#### Input records ####

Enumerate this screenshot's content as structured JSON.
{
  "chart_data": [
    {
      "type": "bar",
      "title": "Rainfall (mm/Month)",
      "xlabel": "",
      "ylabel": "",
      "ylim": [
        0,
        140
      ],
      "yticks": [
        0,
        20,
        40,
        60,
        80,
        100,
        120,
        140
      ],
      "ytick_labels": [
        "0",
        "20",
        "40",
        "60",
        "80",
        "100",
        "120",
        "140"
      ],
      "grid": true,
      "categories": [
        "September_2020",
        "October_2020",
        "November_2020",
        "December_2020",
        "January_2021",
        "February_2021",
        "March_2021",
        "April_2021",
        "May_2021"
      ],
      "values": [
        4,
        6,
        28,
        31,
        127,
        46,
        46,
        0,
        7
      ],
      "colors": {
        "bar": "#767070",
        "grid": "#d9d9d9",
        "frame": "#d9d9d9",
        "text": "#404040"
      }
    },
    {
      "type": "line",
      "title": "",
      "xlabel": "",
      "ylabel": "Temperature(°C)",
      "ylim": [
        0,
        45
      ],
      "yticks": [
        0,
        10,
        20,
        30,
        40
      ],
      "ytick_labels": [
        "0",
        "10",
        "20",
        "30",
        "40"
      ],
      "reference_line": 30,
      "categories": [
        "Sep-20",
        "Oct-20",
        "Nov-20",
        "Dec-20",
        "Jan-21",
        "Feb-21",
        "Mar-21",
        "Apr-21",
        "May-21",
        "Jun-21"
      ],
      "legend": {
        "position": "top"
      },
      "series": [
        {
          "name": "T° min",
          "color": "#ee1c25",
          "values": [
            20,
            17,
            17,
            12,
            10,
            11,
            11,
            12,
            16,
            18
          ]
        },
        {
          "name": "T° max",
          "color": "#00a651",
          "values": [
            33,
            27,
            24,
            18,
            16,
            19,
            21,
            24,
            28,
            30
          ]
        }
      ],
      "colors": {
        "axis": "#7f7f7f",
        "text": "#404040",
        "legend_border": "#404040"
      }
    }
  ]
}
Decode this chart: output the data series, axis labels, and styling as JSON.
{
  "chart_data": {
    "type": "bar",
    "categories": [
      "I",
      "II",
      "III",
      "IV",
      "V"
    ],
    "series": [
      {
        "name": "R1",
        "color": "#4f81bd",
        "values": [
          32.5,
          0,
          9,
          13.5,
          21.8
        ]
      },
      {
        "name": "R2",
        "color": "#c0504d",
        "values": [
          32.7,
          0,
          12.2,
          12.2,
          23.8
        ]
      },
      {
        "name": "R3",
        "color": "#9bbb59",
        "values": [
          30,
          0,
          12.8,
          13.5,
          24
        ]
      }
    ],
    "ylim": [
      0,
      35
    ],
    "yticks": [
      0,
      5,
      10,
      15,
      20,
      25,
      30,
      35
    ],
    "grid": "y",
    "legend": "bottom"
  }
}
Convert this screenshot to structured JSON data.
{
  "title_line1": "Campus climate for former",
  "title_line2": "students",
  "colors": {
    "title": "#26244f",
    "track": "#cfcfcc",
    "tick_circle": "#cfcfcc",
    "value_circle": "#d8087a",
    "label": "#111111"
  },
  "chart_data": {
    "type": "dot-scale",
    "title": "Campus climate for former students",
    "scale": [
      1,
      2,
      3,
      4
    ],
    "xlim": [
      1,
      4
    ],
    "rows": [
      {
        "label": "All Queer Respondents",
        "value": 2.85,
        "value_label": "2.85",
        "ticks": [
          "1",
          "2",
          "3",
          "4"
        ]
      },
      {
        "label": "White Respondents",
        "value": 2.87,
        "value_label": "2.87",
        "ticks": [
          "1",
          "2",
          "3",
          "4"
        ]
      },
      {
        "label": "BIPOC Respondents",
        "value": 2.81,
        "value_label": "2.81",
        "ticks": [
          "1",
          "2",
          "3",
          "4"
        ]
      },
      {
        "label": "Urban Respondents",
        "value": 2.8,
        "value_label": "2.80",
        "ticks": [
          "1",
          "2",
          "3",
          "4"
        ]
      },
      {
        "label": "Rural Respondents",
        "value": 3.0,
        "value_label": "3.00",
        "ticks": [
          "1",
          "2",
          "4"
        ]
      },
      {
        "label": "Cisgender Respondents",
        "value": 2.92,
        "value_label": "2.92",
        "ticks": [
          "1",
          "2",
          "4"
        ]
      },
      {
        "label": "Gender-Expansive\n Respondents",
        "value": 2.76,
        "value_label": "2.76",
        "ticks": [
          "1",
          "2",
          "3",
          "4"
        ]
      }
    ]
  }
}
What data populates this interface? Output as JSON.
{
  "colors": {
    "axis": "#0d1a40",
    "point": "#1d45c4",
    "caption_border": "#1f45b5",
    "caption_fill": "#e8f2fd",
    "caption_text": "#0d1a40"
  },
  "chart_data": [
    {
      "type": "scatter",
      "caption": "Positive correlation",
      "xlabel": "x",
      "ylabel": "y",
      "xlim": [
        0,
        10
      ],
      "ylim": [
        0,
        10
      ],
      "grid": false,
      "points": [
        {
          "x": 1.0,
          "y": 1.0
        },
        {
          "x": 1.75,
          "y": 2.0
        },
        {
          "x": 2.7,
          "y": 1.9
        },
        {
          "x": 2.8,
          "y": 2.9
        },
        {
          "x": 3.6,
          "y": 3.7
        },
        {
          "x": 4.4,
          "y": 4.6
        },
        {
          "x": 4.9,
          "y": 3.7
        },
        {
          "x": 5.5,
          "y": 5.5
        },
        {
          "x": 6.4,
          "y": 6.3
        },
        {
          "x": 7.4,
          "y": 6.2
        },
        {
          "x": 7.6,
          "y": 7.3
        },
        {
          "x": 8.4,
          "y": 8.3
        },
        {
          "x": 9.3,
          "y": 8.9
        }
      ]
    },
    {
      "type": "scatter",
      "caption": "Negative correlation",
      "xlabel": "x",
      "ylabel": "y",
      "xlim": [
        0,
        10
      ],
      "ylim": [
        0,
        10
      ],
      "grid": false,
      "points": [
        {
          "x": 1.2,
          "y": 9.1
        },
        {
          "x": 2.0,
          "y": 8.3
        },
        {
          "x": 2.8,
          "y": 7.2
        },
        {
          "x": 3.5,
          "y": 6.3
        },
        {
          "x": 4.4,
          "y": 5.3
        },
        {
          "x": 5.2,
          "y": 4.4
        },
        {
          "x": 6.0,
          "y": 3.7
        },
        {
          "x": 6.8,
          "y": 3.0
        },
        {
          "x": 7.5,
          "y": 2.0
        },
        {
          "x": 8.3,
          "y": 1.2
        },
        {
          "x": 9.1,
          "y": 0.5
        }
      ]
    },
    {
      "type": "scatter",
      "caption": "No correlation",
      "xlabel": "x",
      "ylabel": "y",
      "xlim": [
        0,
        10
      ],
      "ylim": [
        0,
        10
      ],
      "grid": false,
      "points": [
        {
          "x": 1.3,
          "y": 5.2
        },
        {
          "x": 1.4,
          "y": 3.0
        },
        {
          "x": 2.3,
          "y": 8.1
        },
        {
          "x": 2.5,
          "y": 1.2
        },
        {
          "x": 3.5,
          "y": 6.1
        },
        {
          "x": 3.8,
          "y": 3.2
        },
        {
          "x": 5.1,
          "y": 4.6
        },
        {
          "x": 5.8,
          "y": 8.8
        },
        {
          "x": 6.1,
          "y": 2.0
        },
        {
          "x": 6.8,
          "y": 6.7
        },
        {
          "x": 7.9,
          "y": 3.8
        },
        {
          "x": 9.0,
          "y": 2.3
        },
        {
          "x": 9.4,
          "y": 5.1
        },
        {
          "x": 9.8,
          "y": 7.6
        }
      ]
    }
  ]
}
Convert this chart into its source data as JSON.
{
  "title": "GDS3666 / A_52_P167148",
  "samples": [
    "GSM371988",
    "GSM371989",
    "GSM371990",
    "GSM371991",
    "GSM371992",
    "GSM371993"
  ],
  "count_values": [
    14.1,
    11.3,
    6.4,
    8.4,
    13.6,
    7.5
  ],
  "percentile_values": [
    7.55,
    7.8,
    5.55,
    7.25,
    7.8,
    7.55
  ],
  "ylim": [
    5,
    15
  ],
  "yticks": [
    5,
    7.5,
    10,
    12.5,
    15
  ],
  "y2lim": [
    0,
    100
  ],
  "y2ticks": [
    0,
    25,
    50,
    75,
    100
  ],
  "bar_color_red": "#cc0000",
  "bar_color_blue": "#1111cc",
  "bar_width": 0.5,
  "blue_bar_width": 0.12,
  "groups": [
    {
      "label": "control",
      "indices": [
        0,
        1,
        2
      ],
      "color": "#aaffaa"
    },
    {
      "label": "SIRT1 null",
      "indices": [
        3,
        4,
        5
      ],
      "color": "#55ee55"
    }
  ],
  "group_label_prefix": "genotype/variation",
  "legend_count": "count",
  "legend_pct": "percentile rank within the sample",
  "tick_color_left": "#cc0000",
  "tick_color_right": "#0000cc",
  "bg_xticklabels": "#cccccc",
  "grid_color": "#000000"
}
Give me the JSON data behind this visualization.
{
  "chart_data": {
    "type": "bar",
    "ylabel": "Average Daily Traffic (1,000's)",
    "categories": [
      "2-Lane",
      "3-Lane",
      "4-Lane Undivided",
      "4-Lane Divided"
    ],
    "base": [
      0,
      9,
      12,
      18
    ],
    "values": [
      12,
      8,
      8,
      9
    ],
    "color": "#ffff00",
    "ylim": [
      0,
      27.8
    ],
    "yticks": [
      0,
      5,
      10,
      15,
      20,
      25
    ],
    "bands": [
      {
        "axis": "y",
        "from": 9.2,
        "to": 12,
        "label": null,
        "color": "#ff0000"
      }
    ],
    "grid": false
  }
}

####

▶ _Aim_: Search the records for the word "axis", then list every line that has it.

▶ _Result for this exercise_:
        "axis": "#7f7f7f",
Decode this chart: output the data series, axis labels, and styling as JSON.
    "axis": "#0d1a40",
        "axis": "y",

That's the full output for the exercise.